* [EXERCISE OBJECTIVE]: Pull every line of the entries that has the word "lžíce".
++++
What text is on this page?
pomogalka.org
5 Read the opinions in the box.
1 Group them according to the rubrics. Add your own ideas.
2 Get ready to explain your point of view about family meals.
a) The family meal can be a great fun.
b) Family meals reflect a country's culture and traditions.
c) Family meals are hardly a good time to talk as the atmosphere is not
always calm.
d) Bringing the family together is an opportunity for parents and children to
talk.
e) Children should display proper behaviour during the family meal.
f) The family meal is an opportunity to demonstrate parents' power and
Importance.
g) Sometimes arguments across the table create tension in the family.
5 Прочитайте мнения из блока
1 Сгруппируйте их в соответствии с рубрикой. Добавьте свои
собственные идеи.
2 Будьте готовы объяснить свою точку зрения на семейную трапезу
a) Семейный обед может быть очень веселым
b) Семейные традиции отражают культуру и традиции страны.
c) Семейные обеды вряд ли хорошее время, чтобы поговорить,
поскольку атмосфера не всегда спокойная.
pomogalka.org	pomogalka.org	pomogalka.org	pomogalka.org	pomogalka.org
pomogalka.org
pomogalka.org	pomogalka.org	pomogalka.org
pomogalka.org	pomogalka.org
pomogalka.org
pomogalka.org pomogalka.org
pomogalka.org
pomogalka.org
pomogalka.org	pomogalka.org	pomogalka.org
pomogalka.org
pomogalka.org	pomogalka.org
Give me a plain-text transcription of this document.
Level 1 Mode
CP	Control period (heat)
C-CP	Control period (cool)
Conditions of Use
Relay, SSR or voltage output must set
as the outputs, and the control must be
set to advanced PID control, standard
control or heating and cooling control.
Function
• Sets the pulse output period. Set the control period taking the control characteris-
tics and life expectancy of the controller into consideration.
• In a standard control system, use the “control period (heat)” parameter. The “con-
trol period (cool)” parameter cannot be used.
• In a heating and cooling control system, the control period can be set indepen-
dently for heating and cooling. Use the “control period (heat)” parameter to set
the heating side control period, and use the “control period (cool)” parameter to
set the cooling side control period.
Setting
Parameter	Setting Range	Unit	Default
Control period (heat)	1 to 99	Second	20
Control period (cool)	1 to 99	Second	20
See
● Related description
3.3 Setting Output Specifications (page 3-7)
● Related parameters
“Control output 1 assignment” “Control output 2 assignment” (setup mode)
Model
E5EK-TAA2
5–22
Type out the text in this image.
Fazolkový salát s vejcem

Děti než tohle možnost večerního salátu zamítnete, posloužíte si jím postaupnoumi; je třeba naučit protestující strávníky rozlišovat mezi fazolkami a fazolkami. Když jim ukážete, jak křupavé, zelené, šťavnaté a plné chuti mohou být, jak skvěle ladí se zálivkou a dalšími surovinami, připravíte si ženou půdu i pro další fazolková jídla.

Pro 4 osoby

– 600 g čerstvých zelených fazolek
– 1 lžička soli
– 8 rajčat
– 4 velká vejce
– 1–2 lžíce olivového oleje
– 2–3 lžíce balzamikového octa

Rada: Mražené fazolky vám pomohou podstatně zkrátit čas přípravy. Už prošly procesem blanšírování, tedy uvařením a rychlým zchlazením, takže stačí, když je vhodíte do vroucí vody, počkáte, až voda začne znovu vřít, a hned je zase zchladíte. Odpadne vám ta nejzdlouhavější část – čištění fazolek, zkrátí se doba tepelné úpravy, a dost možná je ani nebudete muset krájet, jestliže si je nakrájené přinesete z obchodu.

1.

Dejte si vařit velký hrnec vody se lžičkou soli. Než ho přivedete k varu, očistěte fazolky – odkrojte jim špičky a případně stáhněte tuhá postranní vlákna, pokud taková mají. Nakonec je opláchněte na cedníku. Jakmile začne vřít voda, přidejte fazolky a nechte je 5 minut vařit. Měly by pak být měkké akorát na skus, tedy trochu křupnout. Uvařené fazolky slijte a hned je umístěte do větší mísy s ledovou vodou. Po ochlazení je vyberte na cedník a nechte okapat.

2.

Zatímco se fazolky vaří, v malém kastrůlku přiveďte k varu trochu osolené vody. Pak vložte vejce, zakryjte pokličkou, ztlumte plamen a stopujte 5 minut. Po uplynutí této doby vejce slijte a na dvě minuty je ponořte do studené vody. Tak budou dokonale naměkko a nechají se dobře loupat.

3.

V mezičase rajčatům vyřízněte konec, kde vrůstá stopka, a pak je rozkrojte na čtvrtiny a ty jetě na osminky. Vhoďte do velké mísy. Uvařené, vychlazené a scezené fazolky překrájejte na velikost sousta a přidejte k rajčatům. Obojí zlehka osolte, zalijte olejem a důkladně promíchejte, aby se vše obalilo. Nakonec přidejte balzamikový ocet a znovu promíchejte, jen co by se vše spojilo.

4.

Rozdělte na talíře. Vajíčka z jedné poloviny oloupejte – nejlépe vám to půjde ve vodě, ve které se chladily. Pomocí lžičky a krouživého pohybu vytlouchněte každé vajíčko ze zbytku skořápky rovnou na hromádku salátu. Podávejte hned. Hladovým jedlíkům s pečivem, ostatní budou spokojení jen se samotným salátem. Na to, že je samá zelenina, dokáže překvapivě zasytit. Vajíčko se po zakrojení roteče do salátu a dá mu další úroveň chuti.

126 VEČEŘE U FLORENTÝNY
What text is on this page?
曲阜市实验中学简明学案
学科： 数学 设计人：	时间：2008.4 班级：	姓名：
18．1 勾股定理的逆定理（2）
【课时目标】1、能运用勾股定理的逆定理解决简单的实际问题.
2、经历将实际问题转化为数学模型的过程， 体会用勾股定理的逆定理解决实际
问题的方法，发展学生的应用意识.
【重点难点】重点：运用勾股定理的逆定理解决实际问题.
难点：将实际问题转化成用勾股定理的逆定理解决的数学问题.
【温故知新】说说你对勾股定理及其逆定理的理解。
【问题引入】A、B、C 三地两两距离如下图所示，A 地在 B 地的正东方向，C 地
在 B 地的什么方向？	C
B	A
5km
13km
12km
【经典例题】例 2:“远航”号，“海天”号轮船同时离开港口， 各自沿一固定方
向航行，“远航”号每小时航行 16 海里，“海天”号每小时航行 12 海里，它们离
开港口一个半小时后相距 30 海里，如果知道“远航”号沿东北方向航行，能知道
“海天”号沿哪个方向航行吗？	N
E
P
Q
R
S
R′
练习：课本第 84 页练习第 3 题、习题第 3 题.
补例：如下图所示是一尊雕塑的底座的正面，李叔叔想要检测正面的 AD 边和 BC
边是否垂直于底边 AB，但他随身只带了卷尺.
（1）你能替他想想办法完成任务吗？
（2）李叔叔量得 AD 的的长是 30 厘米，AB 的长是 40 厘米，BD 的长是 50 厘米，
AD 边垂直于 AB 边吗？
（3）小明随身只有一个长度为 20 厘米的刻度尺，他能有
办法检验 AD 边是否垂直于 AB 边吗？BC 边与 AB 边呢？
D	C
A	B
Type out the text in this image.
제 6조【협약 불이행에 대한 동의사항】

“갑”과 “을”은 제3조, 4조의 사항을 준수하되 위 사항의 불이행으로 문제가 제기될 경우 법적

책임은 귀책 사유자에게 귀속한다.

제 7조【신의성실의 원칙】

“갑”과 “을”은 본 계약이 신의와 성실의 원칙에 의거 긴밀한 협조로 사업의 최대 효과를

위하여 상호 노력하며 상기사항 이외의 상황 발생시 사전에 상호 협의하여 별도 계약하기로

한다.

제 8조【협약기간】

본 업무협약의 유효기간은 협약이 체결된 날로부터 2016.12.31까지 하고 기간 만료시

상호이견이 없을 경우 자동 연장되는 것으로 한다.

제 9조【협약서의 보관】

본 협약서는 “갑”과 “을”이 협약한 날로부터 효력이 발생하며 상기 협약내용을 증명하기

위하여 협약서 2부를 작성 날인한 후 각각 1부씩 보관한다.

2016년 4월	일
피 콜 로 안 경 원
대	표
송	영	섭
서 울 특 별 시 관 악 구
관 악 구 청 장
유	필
++++
* [TASK RESPONSE]:
– 1–2 lžíce olivového oleje
– 2–3 lžíce balzamikového octa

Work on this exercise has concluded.